▶ [REQUIREMENT]: Return each line of the listing below, unchanged, and omit the images.

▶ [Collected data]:
┄┄┄┄┄┄
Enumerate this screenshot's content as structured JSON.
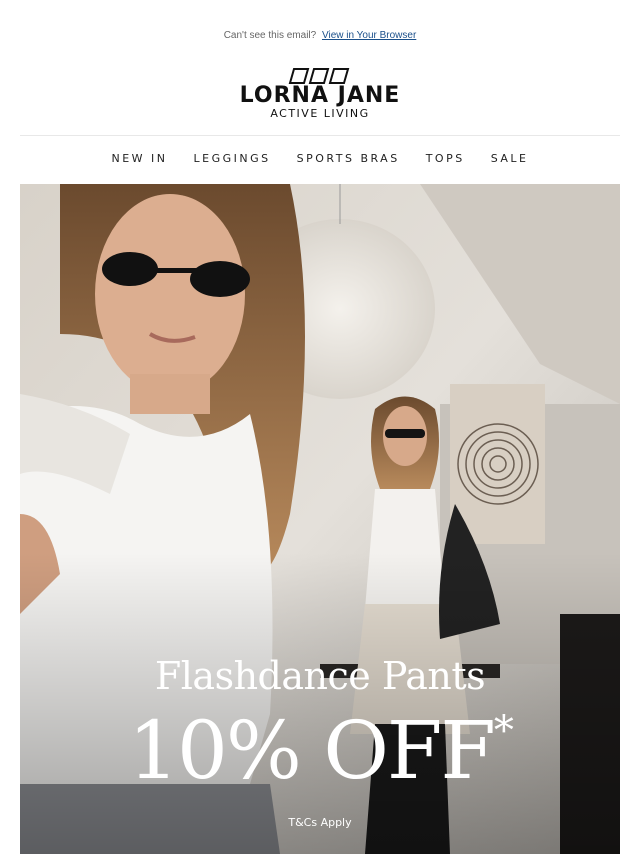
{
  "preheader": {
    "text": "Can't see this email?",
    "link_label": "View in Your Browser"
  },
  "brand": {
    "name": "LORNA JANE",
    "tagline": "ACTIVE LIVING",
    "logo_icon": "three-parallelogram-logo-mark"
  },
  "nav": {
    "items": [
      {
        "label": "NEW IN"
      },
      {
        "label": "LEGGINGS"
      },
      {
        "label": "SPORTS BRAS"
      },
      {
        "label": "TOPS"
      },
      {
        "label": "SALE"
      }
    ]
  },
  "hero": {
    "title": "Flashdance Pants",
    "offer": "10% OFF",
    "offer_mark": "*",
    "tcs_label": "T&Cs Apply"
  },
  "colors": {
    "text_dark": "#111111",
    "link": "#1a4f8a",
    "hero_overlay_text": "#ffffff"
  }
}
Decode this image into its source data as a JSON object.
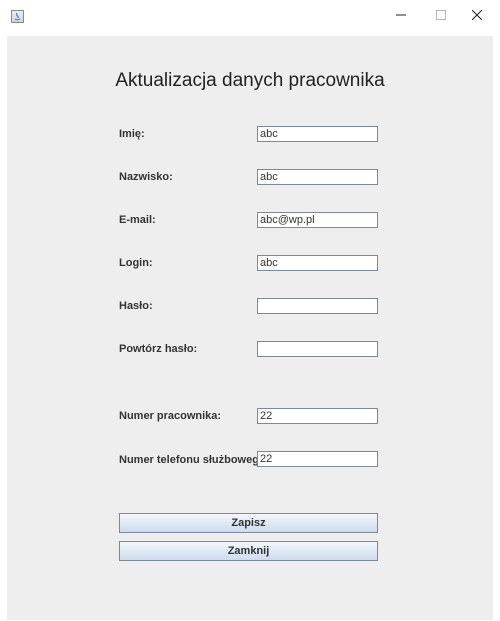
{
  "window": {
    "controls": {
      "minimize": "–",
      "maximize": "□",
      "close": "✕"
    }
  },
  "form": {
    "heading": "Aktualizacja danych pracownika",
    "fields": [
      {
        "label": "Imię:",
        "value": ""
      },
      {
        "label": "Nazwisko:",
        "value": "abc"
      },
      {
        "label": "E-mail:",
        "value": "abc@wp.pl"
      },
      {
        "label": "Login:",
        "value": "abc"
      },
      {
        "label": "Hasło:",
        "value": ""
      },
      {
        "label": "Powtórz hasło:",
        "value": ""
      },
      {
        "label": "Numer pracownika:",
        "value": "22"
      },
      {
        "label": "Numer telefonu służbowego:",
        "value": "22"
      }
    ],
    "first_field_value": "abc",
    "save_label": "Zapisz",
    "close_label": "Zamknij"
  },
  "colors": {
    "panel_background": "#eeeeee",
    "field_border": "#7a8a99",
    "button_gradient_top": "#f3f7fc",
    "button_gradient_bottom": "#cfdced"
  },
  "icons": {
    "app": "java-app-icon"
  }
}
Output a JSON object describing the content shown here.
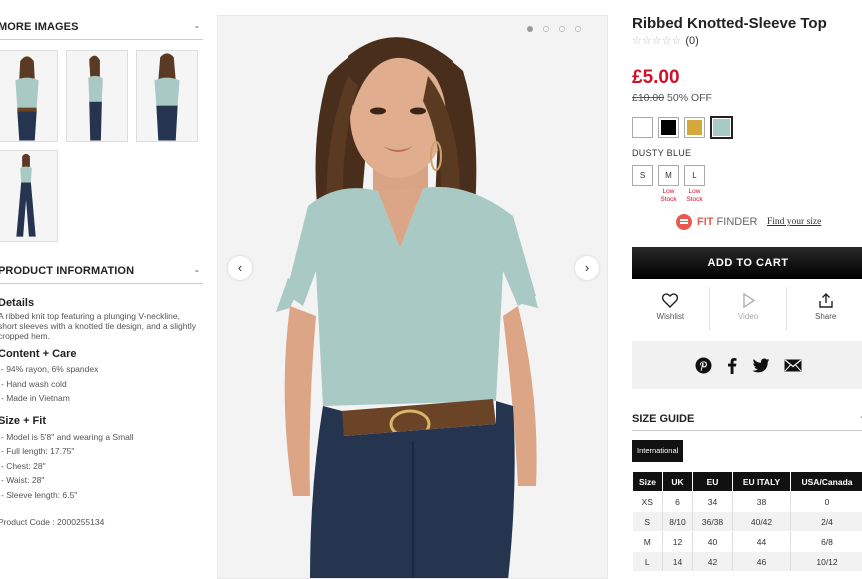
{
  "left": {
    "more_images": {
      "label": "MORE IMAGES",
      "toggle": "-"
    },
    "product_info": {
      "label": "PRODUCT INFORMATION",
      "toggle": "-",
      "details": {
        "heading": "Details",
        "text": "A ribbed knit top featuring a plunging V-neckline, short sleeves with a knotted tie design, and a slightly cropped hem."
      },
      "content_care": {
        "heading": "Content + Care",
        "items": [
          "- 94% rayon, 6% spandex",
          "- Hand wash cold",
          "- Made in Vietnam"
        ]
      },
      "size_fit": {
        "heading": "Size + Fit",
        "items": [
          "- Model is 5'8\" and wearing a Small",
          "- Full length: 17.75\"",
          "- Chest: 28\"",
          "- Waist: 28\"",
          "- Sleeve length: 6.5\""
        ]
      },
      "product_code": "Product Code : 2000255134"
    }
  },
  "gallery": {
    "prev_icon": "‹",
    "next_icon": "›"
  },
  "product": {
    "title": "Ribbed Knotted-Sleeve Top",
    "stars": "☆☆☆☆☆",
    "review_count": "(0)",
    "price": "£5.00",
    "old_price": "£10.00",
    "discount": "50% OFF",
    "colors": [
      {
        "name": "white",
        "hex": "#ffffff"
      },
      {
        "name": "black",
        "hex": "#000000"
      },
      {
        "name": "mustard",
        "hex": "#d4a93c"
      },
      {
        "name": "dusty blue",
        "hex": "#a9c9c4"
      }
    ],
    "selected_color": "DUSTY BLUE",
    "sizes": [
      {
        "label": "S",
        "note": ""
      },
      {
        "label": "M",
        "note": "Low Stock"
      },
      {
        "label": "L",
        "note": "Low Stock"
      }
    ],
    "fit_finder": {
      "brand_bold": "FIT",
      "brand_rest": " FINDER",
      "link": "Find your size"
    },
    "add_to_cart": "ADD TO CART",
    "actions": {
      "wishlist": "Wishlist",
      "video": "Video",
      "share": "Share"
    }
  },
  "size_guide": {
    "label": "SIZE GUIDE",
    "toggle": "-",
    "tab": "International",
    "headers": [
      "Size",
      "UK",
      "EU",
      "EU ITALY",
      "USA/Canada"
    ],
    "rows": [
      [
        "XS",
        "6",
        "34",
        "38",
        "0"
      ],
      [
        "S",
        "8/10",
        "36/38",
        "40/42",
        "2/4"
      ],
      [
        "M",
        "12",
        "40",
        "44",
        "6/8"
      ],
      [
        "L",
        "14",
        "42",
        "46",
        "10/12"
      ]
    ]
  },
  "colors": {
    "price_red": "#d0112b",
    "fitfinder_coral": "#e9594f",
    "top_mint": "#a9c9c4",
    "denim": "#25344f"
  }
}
┄┄┄┄┄┄
▶ [WORKED SOLUTION]:
Enumerate this screenshot's content as structured JSON.
{
  "preheader": {
    "text": "Can't see this email?",
    "link_label": "View in Your Browser"
  },
  "brand": {
    "name": "LORNA JANE",
    "tagline": "ACTIVE LIVING",
    "logo_icon": "three-parallelogram-logo-mark"
  },
  "nav": {
    "items": [
      {
        "label": "NEW IN"
      },
      {
        "label": "LEGGINGS"
      },
      {
        "label": "SPORTS BRAS"
      },
      {
        "label": "TOPS"
      },
      {
        "label": "SALE"
      }
    ]
  },
  "hero": {
    "title": "Flashdance Pants",
    "offer": "10% OFF",
    "offer_mark": "*",
    "tcs_label": "T&Cs Apply"
  },
  "colors": {
    "text_dark": "#111111",
    "link": "#1a4f8a",
    "hero_overlay_text": "#ffffff"
  }
}
Decode this image into its source data as a JSON object.
{
  "window": {
    "controls": {
      "minimize": "–",
      "maximize": "□",
      "close": "✕"
    }
  },
  "form": {
    "heading": "Aktualizacja danych pracownika",
    "fields": [
      {
        "label": "Imię:",
        "value": ""
      },
      {
        "label": "Nazwisko:",
        "value": "abc"
      },
      {
        "label": "E-mail:",
        "value": "abc@wp.pl"
      },
      {
        "label": "Login:",
        "value": "abc"
      },
      {
        "label": "Hasło:",
        "value": ""
      },
      {
        "label": "Powtórz hasło:",
        "value": ""
      },
      {
        "label": "Numer pracownika:",
        "value": "22"
      },
      {
        "label": "Numer telefonu służbowego:",
        "value": "22"
      }
    ],
    "first_field_value": "abc",
    "save_label": "Zapisz",
    "close_label": "Zamknij"
  },
  "colors": {
    "panel_background": "#eeeeee",
    "field_border": "#7a8a99",
    "button_gradient_top": "#f3f7fc",
    "button_gradient_bottom": "#cfdced"
  },
  "icons": {
    "app": "java-app-icon"
  }
}
Output a JSON object describing the content shown here.
{
  "left": {
    "more_images": {
      "label": "MORE IMAGES",
      "toggle": "-"
    },
    "product_info": {
      "label": "PRODUCT INFORMATION",
      "toggle": "-",
      "details": {
        "heading": "Details",
        "text": "A ribbed knit top featuring a plunging V-neckline, short sleeves with a knotted tie design, and a slightly cropped hem."
      },
      "content_care": {
        "heading": "Content + Care",
        "items": [
          "- 94% rayon, 6% spandex",
          "- Hand wash cold",
          "- Made in Vietnam"
        ]
      },
      "size_fit": {
        "heading": "Size + Fit",
        "items": [
          "- Model is 5'8\" and wearing a Small",
          "- Full length: 17.75\"",
          "- Chest: 28\"",
          "- Waist: 28\"",
          "- Sleeve length: 6.5\""
        ]
      },
      "product_code": "Product Code : 2000255134"
    }
  },
  "gallery": {
    "prev_icon": "‹",
    "next_icon": "›"
  },
  "product": {
    "title": "Ribbed Knotted-Sleeve Top",
    "stars": "☆☆☆☆☆",
    "review_count": "(0)",
    "price": "£5.00",
    "old_price": "£10.00",
    "discount": "50% OFF",
    "colors": [
      {
        "name": "white",
        "hex": "#ffffff"
      },
      {
        "name": "black",
        "hex": "#000000"
      },
      {
        "name": "mustard",
        "hex": "#d4a93c"
      },
      {
        "name": "dusty blue",
        "hex": "#a9c9c4"
      }
    ],
    "selected_color": "DUSTY BLUE",
    "sizes": [
      {
        "label": "S",
        "note": ""
      },
      {
        "label": "M",
        "note": "Low Stock"
      },
      {
        "label": "L",
        "note": "Low Stock"
      }
    ],
    "fit_finder": {
      "brand_bold": "FIT",
      "brand_rest": " FINDER",
      "link": "Find your size"
    },
    "add_to_cart": "ADD TO CART",
    "actions": {
      "wishlist": "Wishlist",
      "video": "Video",
      "share": "Share"
    }
  },
  "size_guide": {
    "label": "SIZE GUIDE",
    "toggle": "-",
    "tab": "International",
    "headers": [
      "Size",
      "UK",
      "EU",
      "EU ITALY",
      "USA/Canada"
    ],
    "rows": [
      [
        "XS",
        "6",
        "34",
        "38",
        "0"
      ],
      [
        "S",
        "8/10",
        "36/38",
        "40/42",
        "2/4"
      ],
      [
        "M",
        "12",
        "40",
        "44",
        "6/8"
      ],
      [
        "L",
        "14",
        "42",
        "46",
        "10/12"
      ]
    ]
  },
  "colors": {
    "price_red": "#d0112b",
    "fitfinder_coral": "#e9594f",
    "top_mint": "#a9c9c4",
    "denim": "#25344f"
  }
}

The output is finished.